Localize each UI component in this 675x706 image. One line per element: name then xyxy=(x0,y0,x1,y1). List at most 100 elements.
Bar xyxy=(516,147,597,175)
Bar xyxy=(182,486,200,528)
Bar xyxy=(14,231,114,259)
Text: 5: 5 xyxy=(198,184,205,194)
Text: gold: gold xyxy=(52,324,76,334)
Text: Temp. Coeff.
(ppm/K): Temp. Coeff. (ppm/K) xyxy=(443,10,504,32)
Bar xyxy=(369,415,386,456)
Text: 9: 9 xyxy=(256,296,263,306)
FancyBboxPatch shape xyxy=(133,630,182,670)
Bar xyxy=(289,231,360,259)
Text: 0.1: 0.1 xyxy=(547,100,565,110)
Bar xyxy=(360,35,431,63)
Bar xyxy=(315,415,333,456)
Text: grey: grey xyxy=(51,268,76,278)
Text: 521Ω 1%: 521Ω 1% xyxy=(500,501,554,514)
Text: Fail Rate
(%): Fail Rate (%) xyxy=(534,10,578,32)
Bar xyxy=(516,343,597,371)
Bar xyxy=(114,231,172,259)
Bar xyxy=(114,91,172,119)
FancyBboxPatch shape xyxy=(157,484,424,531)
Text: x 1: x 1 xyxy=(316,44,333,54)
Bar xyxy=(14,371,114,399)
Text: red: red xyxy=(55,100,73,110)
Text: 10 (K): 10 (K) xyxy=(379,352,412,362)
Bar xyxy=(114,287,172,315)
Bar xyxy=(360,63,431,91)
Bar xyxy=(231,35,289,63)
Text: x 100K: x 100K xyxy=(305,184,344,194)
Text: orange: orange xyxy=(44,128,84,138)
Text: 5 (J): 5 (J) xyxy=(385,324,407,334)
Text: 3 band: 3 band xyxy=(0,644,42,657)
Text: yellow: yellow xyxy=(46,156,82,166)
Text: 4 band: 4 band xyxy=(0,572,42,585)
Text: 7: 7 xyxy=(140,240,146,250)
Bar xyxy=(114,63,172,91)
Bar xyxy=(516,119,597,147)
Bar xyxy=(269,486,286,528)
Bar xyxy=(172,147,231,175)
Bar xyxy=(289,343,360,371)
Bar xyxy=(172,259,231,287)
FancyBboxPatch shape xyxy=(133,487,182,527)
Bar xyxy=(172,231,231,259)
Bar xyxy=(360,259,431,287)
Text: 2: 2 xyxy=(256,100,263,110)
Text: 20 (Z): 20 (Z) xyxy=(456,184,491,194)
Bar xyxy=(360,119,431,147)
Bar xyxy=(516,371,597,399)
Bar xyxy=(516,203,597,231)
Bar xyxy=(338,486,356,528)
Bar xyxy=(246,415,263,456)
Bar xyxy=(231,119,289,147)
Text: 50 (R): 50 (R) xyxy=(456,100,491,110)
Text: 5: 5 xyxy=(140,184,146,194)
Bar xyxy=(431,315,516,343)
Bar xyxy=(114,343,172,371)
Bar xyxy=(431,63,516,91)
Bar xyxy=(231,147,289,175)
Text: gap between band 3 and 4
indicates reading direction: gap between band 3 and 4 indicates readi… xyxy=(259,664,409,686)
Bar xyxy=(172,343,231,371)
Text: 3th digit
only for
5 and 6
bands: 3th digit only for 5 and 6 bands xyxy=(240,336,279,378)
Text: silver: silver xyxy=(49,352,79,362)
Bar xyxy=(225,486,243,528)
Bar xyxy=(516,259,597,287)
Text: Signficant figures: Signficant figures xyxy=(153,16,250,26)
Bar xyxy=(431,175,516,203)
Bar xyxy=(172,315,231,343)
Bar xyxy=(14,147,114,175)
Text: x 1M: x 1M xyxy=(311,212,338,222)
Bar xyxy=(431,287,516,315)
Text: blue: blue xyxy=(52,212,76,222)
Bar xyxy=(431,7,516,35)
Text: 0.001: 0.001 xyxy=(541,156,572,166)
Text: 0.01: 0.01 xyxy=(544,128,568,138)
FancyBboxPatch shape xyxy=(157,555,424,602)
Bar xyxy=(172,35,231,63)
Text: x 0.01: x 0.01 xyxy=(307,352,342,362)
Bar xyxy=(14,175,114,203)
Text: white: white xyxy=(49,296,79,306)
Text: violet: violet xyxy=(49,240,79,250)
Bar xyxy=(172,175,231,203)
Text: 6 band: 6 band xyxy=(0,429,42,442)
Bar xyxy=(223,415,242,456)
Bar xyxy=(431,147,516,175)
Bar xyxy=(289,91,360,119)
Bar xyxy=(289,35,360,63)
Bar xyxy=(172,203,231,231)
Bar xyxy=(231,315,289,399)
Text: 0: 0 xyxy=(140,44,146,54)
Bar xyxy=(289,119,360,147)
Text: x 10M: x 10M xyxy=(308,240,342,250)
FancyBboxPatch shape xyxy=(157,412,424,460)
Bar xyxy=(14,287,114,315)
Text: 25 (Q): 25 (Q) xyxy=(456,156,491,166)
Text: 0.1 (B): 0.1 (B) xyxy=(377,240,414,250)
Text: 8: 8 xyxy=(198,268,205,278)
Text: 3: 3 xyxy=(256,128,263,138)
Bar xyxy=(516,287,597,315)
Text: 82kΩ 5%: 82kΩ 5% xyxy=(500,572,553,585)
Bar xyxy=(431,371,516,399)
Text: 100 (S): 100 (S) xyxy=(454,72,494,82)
═══
WHAT YOU ARE ASKED TO DO: Return each line of the item above unchanged, in its original order.

FINAL RESULT:
Localize each UI component in this 675x706 image. One line per element: name then xyxy=(x0,y0,x1,y1). List at most 100 elements.
Bar xyxy=(516,147,597,175)
Bar xyxy=(182,486,200,528)
Bar xyxy=(14,231,114,259)
Text: 5: 5 xyxy=(198,184,205,194)
Text: gold: gold xyxy=(52,324,76,334)
Text: Temp. Coeff.
(ppm/K): Temp. Coeff. (ppm/K) xyxy=(443,10,504,32)
Bar xyxy=(369,415,386,456)
Text: 9: 9 xyxy=(256,296,263,306)
FancyBboxPatch shape xyxy=(133,630,182,670)
Bar xyxy=(289,231,360,259)
Text: 0.1: 0.1 xyxy=(547,100,565,110)
Bar xyxy=(360,35,431,63)
Bar xyxy=(315,415,333,456)
Text: grey: grey xyxy=(51,268,76,278)
Text: 521Ω 1%: 521Ω 1% xyxy=(500,501,554,514)
Text: Fail Rate
(%): Fail Rate (%) xyxy=(534,10,578,32)
Bar xyxy=(516,343,597,371)
Bar xyxy=(114,231,172,259)
Bar xyxy=(114,91,172,119)
FancyBboxPatch shape xyxy=(157,484,424,531)
Text: x 1: x 1 xyxy=(316,44,333,54)
Bar xyxy=(14,371,114,399)
Text: red: red xyxy=(55,100,73,110)
Text: 10 (K): 10 (K) xyxy=(379,352,412,362)
Bar xyxy=(114,287,172,315)
Bar xyxy=(360,63,431,91)
Bar xyxy=(231,35,289,63)
Text: x 100K: x 100K xyxy=(305,184,344,194)
Text: orange: orange xyxy=(44,128,84,138)
Text: 5 (J): 5 (J) xyxy=(385,324,407,334)
Text: 3 band: 3 band xyxy=(0,644,42,657)
Text: yellow: yellow xyxy=(46,156,82,166)
Text: 4 band: 4 band xyxy=(0,572,42,585)
Text: 7: 7 xyxy=(140,240,146,250)
Bar xyxy=(114,63,172,91)
Bar xyxy=(516,119,597,147)
Bar xyxy=(269,486,286,528)
Bar xyxy=(172,147,231,175)
Bar xyxy=(289,343,360,371)
Bar xyxy=(172,259,231,287)
FancyBboxPatch shape xyxy=(133,487,182,527)
Bar xyxy=(172,231,231,259)
Bar xyxy=(360,259,431,287)
Text: 2: 2 xyxy=(256,100,263,110)
Text: 20 (Z): 20 (Z) xyxy=(456,184,491,194)
Bar xyxy=(360,119,431,147)
Bar xyxy=(516,371,597,399)
Bar xyxy=(516,203,597,231)
Bar xyxy=(338,486,356,528)
Bar xyxy=(246,415,263,456)
Bar xyxy=(231,119,289,147)
Text: 50 (R): 50 (R) xyxy=(456,100,491,110)
Text: 5: 5 xyxy=(140,184,146,194)
Bar xyxy=(431,315,516,343)
Bar xyxy=(114,343,172,371)
Bar xyxy=(431,63,516,91)
Bar xyxy=(231,147,289,175)
Text: gap between band 3 and 4
indicates reading direction: gap between band 3 and 4 indicates readi… xyxy=(259,664,409,686)
Bar xyxy=(172,343,231,371)
Text: 3th digit
only for
5 and 6
bands: 3th digit only for 5 and 6 bands xyxy=(240,336,279,378)
Text: silver: silver xyxy=(49,352,79,362)
Bar xyxy=(225,486,243,528)
Bar xyxy=(516,259,597,287)
Text: Signficant figures: Signficant figures xyxy=(153,16,250,26)
Bar xyxy=(431,175,516,203)
Bar xyxy=(172,315,231,343)
Bar xyxy=(14,147,114,175)
Text: x 1M: x 1M xyxy=(311,212,338,222)
Bar xyxy=(431,287,516,315)
Text: blue: blue xyxy=(52,212,76,222)
Bar xyxy=(431,7,516,35)
Text: 0.001: 0.001 xyxy=(541,156,572,166)
Text: 0.01: 0.01 xyxy=(544,128,568,138)
FancyBboxPatch shape xyxy=(157,555,424,602)
Bar xyxy=(172,35,231,63)
Text: x 0.01: x 0.01 xyxy=(307,352,342,362)
Bar xyxy=(14,175,114,203)
Text: white: white xyxy=(49,296,79,306)
Text: violet: violet xyxy=(49,240,79,250)
Bar xyxy=(172,175,231,203)
Text: 6 band: 6 band xyxy=(0,429,42,442)
Bar xyxy=(223,415,242,456)
Bar xyxy=(431,147,516,175)
Bar xyxy=(289,91,360,119)
Bar xyxy=(289,35,360,63)
Bar xyxy=(172,203,231,231)
Bar xyxy=(231,315,289,399)
Text: 0: 0 xyxy=(140,44,146,54)
Bar xyxy=(289,119,360,147)
Text: x 10M: x 10M xyxy=(308,240,342,250)
FancyBboxPatch shape xyxy=(157,412,424,460)
Bar xyxy=(14,287,114,315)
Text: 25 (Q): 25 (Q) xyxy=(456,156,491,166)
Text: 0.1 (B): 0.1 (B) xyxy=(377,240,414,250)
Text: 8: 8 xyxy=(198,268,205,278)
Text: 3: 3 xyxy=(256,128,263,138)
Bar xyxy=(516,287,597,315)
Text: 82kΩ 5%: 82kΩ 5% xyxy=(500,572,553,585)
Bar xyxy=(431,371,516,399)
Text: 100 (S): 100 (S) xyxy=(454,72,494,82)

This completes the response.